EXERCISE -> Omit all pictures. Copy the rest of the material exactly.

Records
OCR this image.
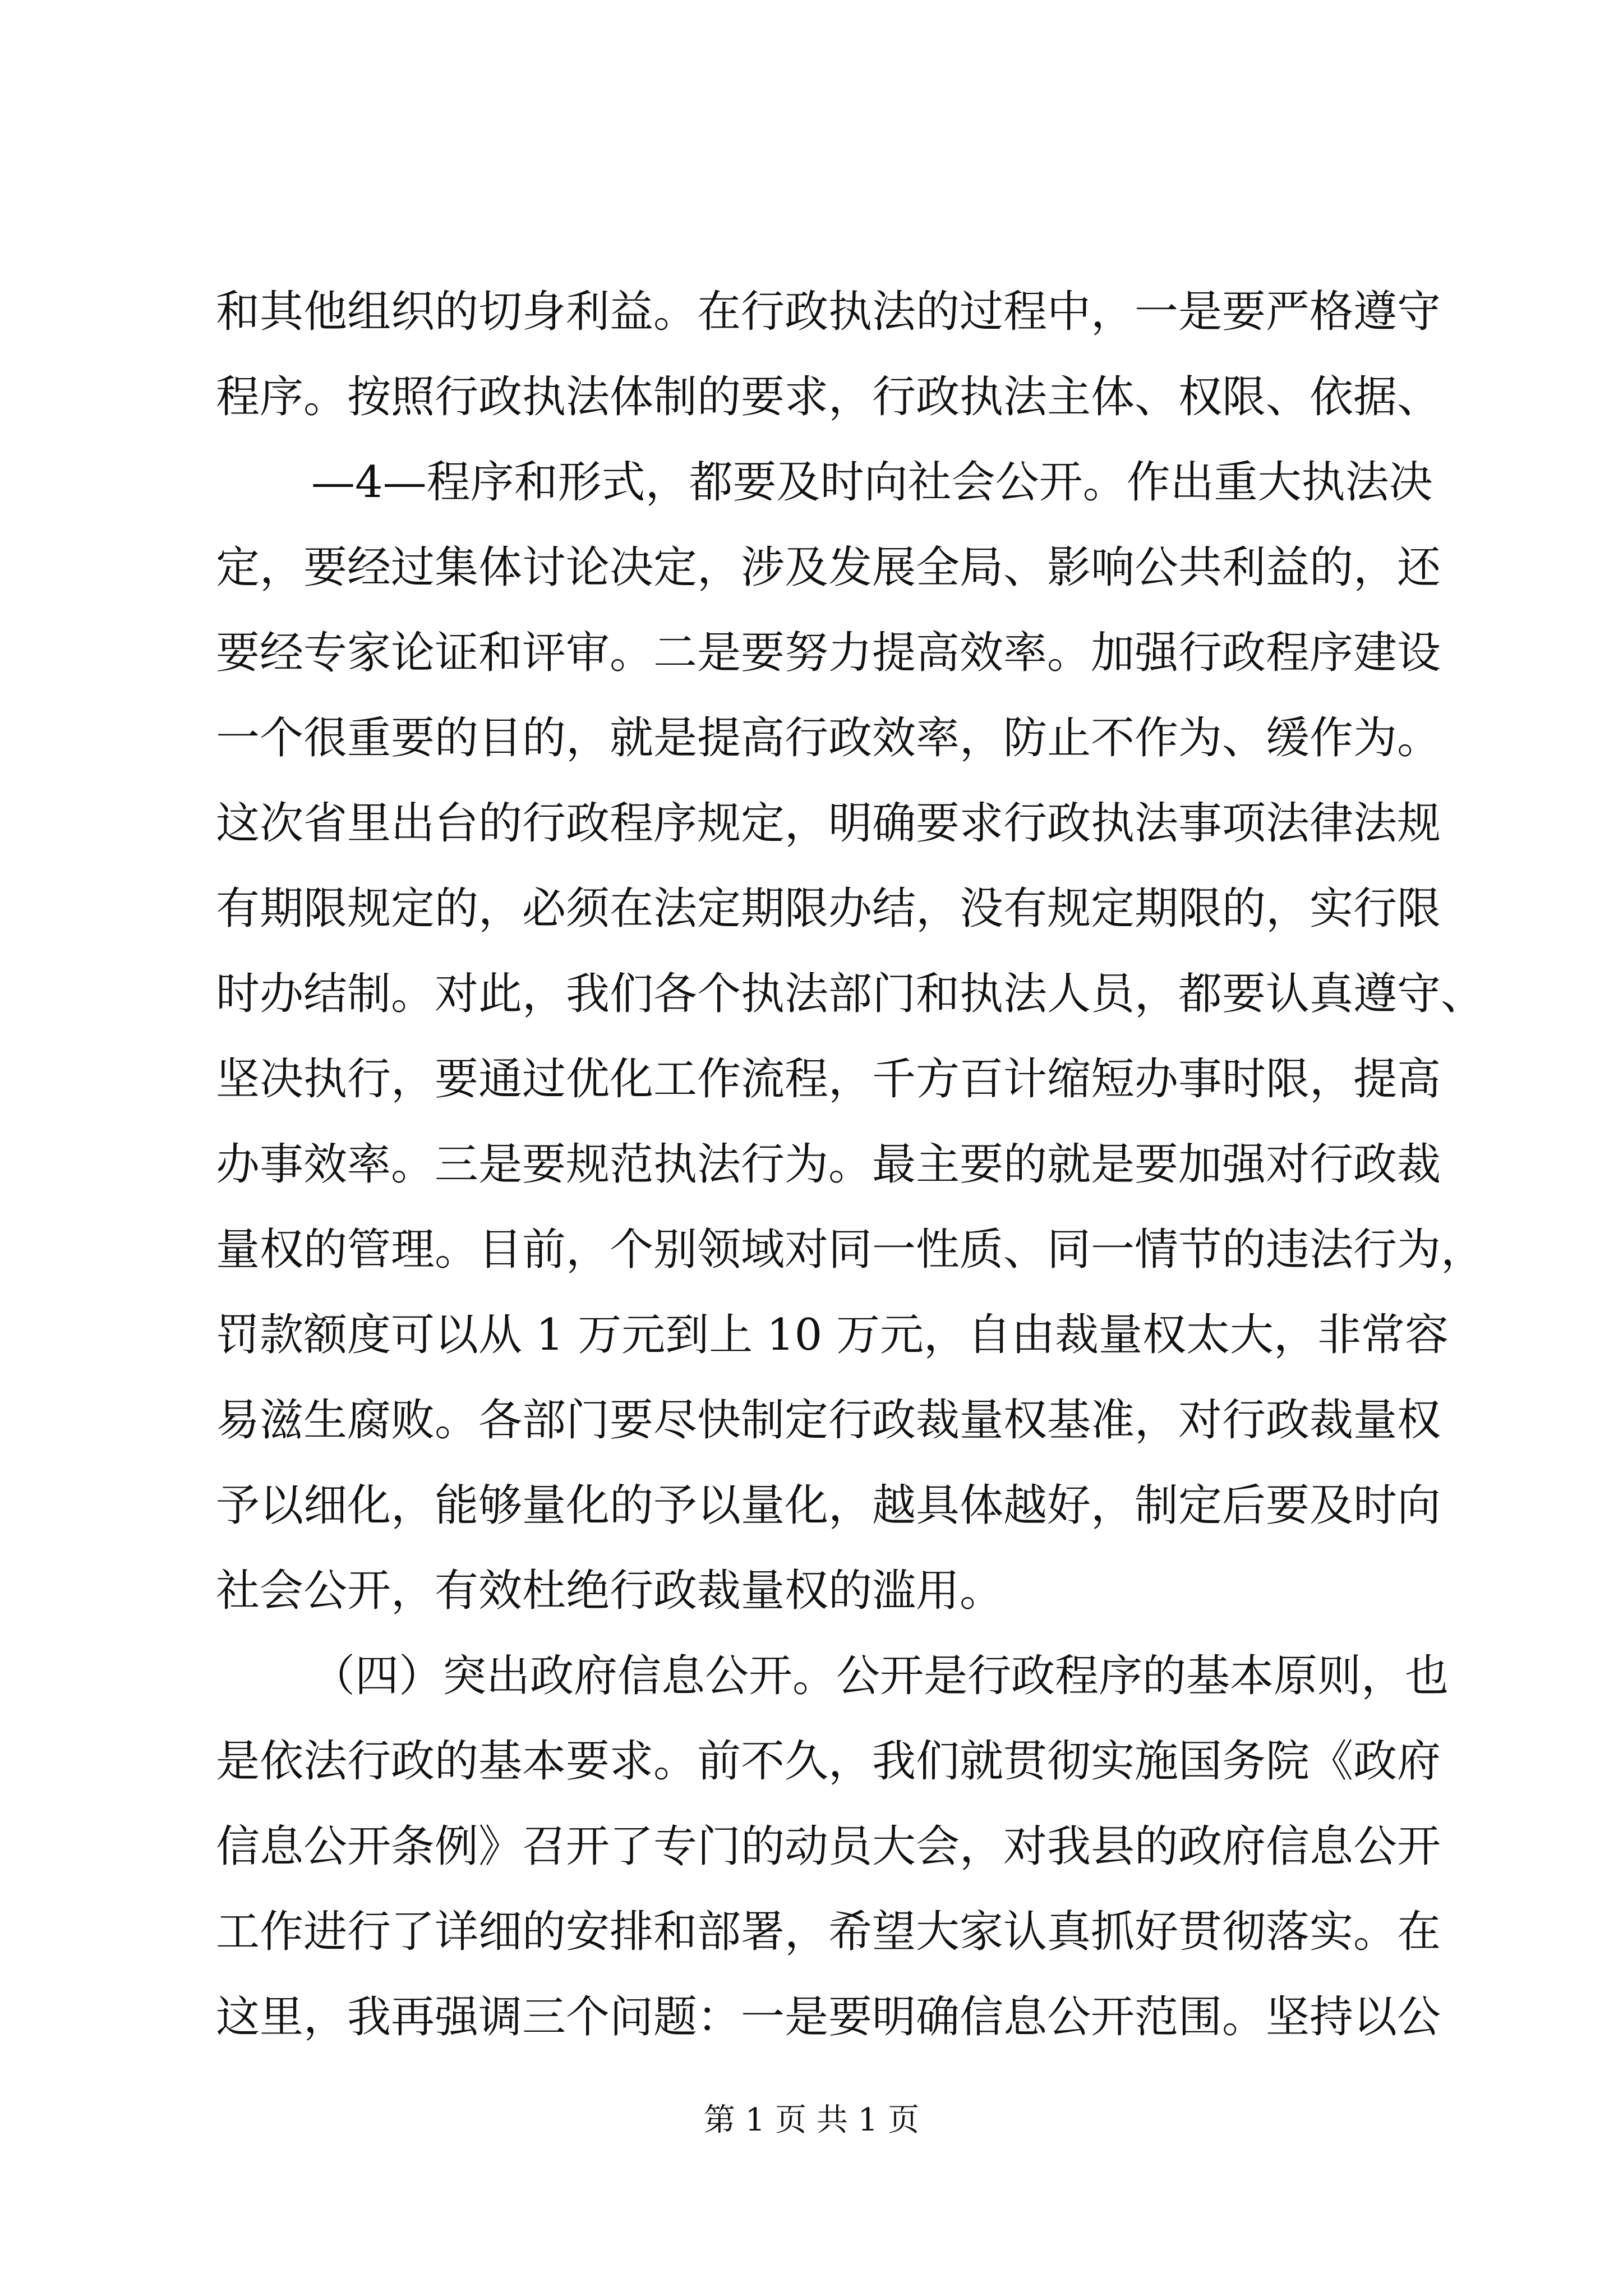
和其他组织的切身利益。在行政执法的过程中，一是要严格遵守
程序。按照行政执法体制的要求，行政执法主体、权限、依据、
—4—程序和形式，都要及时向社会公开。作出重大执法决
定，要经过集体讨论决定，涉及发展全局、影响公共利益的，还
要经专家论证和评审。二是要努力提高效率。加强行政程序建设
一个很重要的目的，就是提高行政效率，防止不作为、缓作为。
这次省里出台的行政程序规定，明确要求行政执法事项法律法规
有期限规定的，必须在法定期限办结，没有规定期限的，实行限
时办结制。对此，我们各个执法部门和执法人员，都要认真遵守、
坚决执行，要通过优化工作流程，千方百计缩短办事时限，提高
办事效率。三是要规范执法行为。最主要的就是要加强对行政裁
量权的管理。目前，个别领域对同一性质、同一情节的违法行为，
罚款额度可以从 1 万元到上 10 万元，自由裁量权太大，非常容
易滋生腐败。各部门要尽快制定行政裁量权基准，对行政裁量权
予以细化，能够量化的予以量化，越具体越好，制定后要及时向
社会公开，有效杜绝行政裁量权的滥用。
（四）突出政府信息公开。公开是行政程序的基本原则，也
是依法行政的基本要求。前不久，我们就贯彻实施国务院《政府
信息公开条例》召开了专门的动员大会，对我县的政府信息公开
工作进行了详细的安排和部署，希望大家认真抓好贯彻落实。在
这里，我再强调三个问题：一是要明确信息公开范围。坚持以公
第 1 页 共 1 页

CORRECT ANSWER ->
OCR this image.
和其他组织的切身利益。在行政执法的过程中，一是要严格遵守
程序。按照行政执法体制的要求，行政执法主体、权限、依据、
—4—程序和形式，都要及时向社会公开。作出重大执法决
定，要经过集体讨论决定，涉及发展全局、影响公共利益的，还
要经专家论证和评审。二是要努力提高效率。加强行政程序建设
一个很重要的目的，就是提高行政效率，防止不作为、缓作为。
这次省里出台的行政程序规定，明确要求行政执法事项法律法规
有期限规定的，必须在法定期限办结，没有规定期限的，实行限
时办结制。对此，我们各个执法部门和执法人员，都要认真遵守、
坚决执行，要通过优化工作流程，千方百计缩短办事时限，提高
办事效率。三是要规范执法行为。最主要的就是要加强对行政裁
量权的管理。目前，个别领域对同一性质、同一情节的违法行为，
罚款额度可以从 1 万元到上 10 万元，自由裁量权太大，非常容
易滋生腐败。各部门要尽快制定行政裁量权基准，对行政裁量权
予以细化，能够量化的予以量化，越具体越好，制定后要及时向
社会公开，有效杜绝行政裁量权的滥用。
（四）突出政府信息公开。公开是行政程序的基本原则，也
是依法行政的基本要求。前不久，我们就贯彻实施国务院《政府
信息公开条例》召开了专门的动员大会，对我县的政府信息公开
工作进行了详细的安排和部署，希望大家认真抓好贯彻落实。在
这里，我再强调三个问题：一是要明确信息公开范围。坚持以公
第 1 页 共 1 页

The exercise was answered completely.